— Begin Record excerpts —

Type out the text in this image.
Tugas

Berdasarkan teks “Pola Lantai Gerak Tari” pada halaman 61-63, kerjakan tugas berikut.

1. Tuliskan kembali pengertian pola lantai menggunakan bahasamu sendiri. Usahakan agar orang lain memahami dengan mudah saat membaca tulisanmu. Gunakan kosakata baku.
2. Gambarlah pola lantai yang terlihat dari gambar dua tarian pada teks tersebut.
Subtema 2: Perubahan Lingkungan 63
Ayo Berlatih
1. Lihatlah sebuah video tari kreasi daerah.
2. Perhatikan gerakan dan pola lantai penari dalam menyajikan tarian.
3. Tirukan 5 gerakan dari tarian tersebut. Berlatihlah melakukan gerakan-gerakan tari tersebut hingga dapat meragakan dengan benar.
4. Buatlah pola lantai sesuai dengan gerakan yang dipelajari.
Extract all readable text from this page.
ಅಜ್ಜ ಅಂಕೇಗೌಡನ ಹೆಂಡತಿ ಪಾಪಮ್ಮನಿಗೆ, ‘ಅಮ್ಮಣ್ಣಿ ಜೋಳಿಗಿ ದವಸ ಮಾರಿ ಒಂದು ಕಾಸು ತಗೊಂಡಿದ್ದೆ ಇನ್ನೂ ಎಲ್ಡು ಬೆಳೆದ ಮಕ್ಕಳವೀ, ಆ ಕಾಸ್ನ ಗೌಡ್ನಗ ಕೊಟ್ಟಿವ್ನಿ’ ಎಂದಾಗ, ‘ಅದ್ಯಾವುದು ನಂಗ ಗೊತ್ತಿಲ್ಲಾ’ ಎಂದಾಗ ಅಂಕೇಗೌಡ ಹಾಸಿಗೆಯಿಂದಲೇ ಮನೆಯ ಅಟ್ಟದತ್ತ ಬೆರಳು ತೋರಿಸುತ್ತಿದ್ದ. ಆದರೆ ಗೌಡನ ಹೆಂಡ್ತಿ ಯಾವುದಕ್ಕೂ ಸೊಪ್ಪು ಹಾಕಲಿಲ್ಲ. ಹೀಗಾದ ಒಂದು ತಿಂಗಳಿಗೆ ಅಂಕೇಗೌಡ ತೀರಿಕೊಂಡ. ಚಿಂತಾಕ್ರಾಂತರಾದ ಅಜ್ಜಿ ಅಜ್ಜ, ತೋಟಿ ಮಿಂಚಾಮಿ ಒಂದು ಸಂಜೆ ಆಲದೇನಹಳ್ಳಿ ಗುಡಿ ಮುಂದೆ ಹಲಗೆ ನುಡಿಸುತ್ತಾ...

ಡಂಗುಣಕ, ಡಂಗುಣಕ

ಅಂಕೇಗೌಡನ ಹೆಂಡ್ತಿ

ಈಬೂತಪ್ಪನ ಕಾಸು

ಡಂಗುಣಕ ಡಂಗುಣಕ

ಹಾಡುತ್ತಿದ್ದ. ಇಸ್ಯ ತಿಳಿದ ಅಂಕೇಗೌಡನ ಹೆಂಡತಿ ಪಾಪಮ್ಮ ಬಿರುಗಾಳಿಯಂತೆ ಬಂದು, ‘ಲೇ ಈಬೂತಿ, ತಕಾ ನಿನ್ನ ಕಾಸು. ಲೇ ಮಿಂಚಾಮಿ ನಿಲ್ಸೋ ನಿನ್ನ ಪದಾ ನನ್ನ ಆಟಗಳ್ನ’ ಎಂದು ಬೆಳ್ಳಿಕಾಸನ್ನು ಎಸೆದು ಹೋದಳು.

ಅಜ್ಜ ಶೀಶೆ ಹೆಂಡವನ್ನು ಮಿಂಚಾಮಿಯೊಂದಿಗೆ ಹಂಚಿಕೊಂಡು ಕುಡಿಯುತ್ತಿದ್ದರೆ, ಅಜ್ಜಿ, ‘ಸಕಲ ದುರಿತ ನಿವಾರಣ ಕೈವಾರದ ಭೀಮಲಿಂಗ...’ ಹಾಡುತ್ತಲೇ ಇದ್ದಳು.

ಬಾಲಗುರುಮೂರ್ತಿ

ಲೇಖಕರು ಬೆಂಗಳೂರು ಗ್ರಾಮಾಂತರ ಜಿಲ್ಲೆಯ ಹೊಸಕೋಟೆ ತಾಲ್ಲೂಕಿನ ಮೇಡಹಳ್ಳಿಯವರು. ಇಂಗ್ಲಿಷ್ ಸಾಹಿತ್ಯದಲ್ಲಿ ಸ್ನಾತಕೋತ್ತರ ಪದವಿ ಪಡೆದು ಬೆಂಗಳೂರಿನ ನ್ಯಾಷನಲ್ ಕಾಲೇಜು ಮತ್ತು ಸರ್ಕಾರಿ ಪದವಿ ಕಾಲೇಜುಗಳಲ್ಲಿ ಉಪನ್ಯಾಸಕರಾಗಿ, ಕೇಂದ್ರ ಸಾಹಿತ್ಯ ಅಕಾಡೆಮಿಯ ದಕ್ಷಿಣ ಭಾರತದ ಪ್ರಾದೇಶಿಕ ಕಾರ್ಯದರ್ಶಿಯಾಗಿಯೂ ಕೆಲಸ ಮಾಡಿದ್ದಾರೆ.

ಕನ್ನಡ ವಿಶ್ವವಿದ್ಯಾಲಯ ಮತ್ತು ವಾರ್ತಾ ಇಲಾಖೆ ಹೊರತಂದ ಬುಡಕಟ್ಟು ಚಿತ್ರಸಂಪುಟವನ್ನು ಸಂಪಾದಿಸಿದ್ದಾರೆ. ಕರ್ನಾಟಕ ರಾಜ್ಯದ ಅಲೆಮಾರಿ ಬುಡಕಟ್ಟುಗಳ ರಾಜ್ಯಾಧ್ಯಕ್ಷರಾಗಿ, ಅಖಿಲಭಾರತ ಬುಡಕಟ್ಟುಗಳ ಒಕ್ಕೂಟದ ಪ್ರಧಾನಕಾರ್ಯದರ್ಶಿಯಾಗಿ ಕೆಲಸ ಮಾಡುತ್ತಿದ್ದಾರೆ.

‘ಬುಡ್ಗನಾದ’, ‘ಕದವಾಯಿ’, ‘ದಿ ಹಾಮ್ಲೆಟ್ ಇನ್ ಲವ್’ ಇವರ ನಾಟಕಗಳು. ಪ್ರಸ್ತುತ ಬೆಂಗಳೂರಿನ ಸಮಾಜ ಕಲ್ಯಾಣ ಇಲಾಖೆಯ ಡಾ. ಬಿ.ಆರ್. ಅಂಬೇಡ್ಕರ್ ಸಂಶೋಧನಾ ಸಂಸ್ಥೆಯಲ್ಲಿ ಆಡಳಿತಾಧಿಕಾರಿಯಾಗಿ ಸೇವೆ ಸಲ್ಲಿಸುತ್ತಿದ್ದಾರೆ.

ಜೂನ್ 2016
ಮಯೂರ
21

— End Record excerpts —

_Your goal_
Reproduce the material precisely, including every line.

_Task response_
Type out the text in this image.
Tugas

Berdasarkan teks “Pola Lantai Gerak Tari” pada halaman 61-63, kerjakan tugas berikut.

1. Tuliskan kembali pengertian pola lantai menggunakan bahasamu sendiri. Usahakan agar orang lain memahami dengan mudah saat membaca tulisanmu. Gunakan kosakata baku.
2. Gambarlah pola lantai yang terlihat dari gambar dua tarian pada teks tersebut.
Subtema 2: Perubahan Lingkungan 63
Ayo Berlatih
1. Lihatlah sebuah video tari kreasi daerah.
2. Perhatikan gerakan dan pola lantai penari dalam menyajikan tarian.
3. Tirukan 5 gerakan dari tarian tersebut. Berlatihlah melakukan gerakan-gerakan tari tersebut hingga dapat meragakan dengan benar.
4. Buatlah pola lantai sesuai dengan gerakan yang dipelajari.
Extract all readable text from this page.
ಅಜ್ಜ ಅಂಕೇಗೌಡನ ಹೆಂಡತಿ ಪಾಪಮ್ಮನಿಗೆ, ‘ಅಮ್ಮಣ್ಣಿ ಜೋಳಿಗಿ ದವಸ ಮಾರಿ ಒಂದು ಕಾಸು ತಗೊಂಡಿದ್ದೆ ಇನ್ನೂ ಎಲ್ಡು ಬೆಳೆದ ಮಕ್ಕಳವೀ, ಆ ಕಾಸ್ನ ಗೌಡ್ನಗ ಕೊಟ್ಟಿವ್ನಿ’ ಎಂದಾಗ, ‘ಅದ್ಯಾವುದು ನಂಗ ಗೊತ್ತಿಲ್ಲಾ’ ಎಂದಾಗ ಅಂಕೇಗೌಡ ಹಾಸಿಗೆಯಿಂದಲೇ ಮನೆಯ ಅಟ್ಟದತ್ತ ಬೆರಳು ತೋರಿಸುತ್ತಿದ್ದ. ಆದರೆ ಗೌಡನ ಹೆಂಡ್ತಿ ಯಾವುದಕ್ಕೂ ಸೊಪ್ಪು ಹಾಕಲಿಲ್ಲ. ಹೀಗಾದ ಒಂದು ತಿಂಗಳಿಗೆ ಅಂಕೇಗೌಡ ತೀರಿಕೊಂಡ. ಚಿಂತಾಕ್ರಾಂತರಾದ ಅಜ್ಜಿ ಅಜ್ಜ, ತೋಟಿ ಮಿಂಚಾಮಿ ಒಂದು ಸಂಜೆ ಆಲದೇನಹಳ್ಳಿ ಗುಡಿ ಮುಂದೆ ಹಲಗೆ ನುಡಿಸುತ್ತಾ...

ಡಂಗುಣಕ, ಡಂಗುಣಕ

ಅಂಕೇಗೌಡನ ಹೆಂಡ್ತಿ

ಈಬೂತಪ್ಪನ ಕಾಸು

ಡಂಗುಣಕ ಡಂಗುಣಕ

ಹಾಡುತ್ತಿದ್ದ. ಇಸ್ಯ ತಿಳಿದ ಅಂಕೇಗೌಡನ ಹೆಂಡತಿ ಪಾಪಮ್ಮ ಬಿರುಗಾಳಿಯಂತೆ ಬಂದು, ‘ಲೇ ಈಬೂತಿ, ತಕಾ ನಿನ್ನ ಕಾಸು. ಲೇ ಮಿಂಚಾಮಿ ನಿಲ್ಸೋ ನಿನ್ನ ಪದಾ ನನ್ನ ಆಟಗಳ್ನ’ ಎಂದು ಬೆಳ್ಳಿಕಾಸನ್ನು ಎಸೆದು ಹೋದಳು.

ಅಜ್ಜ ಶೀಶೆ ಹೆಂಡವನ್ನು ಮಿಂಚಾಮಿಯೊಂದಿಗೆ ಹಂಚಿಕೊಂಡು ಕುಡಿಯುತ್ತಿದ್ದರೆ, ಅಜ್ಜಿ, ‘ಸಕಲ ದುರಿತ ನಿವಾರಣ ಕೈವಾರದ ಭೀಮಲಿಂಗ...’ ಹಾಡುತ್ತಲೇ ಇದ್ದಳು.

ಬಾಲಗುರುಮೂರ್ತಿ

ಲೇಖಕರು ಬೆಂಗಳೂರು ಗ್ರಾಮಾಂತರ ಜಿಲ್ಲೆಯ ಹೊಸಕೋಟೆ ತಾಲ್ಲೂಕಿನ ಮೇಡಹಳ್ಳಿಯವರು. ಇಂಗ್ಲಿಷ್ ಸಾಹಿತ್ಯದಲ್ಲಿ ಸ್ನಾತಕೋತ್ತರ ಪದವಿ ಪಡೆದು ಬೆಂಗಳೂರಿನ ನ್ಯಾಷನಲ್ ಕಾಲೇಜು ಮತ್ತು ಸರ್ಕಾರಿ ಪದವಿ ಕಾಲೇಜುಗಳಲ್ಲಿ ಉಪನ್ಯಾಸಕರಾಗಿ, ಕೇಂದ್ರ ಸಾಹಿತ್ಯ ಅಕಾಡೆಮಿಯ ದಕ್ಷಿಣ ಭಾರತದ ಪ್ರಾದೇಶಿಕ ಕಾರ್ಯದರ್ಶಿಯಾಗಿಯೂ ಕೆಲಸ ಮಾಡಿದ್ದಾರೆ.

ಕನ್ನಡ ವಿಶ್ವವಿದ್ಯಾಲಯ ಮತ್ತು ವಾರ್ತಾ ಇಲಾಖೆ ಹೊರತಂದ ಬುಡಕಟ್ಟು ಚಿತ್ರಸಂಪುಟವನ್ನು ಸಂಪಾದಿಸಿದ್ದಾರೆ. ಕರ್ನಾಟಕ ರಾಜ್ಯದ ಅಲೆಮಾರಿ ಬುಡಕಟ್ಟುಗಳ ರಾಜ್ಯಾಧ್ಯಕ್ಷರಾಗಿ, ಅಖಿಲಭಾರತ ಬುಡಕಟ್ಟುಗಳ ಒಕ್ಕೂಟದ ಪ್ರಧಾನಕಾರ್ಯದರ್ಶಿಯಾಗಿ ಕೆಲಸ ಮಾಡುತ್ತಿದ್ದಾರೆ.

‘ಬುಡ್ಗನಾದ’, ‘ಕದವಾಯಿ’, ‘ದಿ ಹಾಮ್ಲೆಟ್ ಇನ್ ಲವ್’ ಇವರ ನಾಟಕಗಳು. ಪ್ರಸ್ತುತ ಬೆಂಗಳೂರಿನ ಸಮಾಜ ಕಲ್ಯಾಣ ಇಲಾಖೆಯ ಡಾ. ಬಿ.ಆರ್. ಅಂಬೇಡ್ಕರ್ ಸಂಶೋಧನಾ ಸಂಸ್ಥೆಯಲ್ಲಿ ಆಡಳಿತಾಧಿಕಾರಿಯಾಗಿ ಸೇವೆ ಸಲ್ಲಿಸುತ್ತಿದ್ದಾರೆ.

ಜೂನ್ 2016
ಮಯೂರ
21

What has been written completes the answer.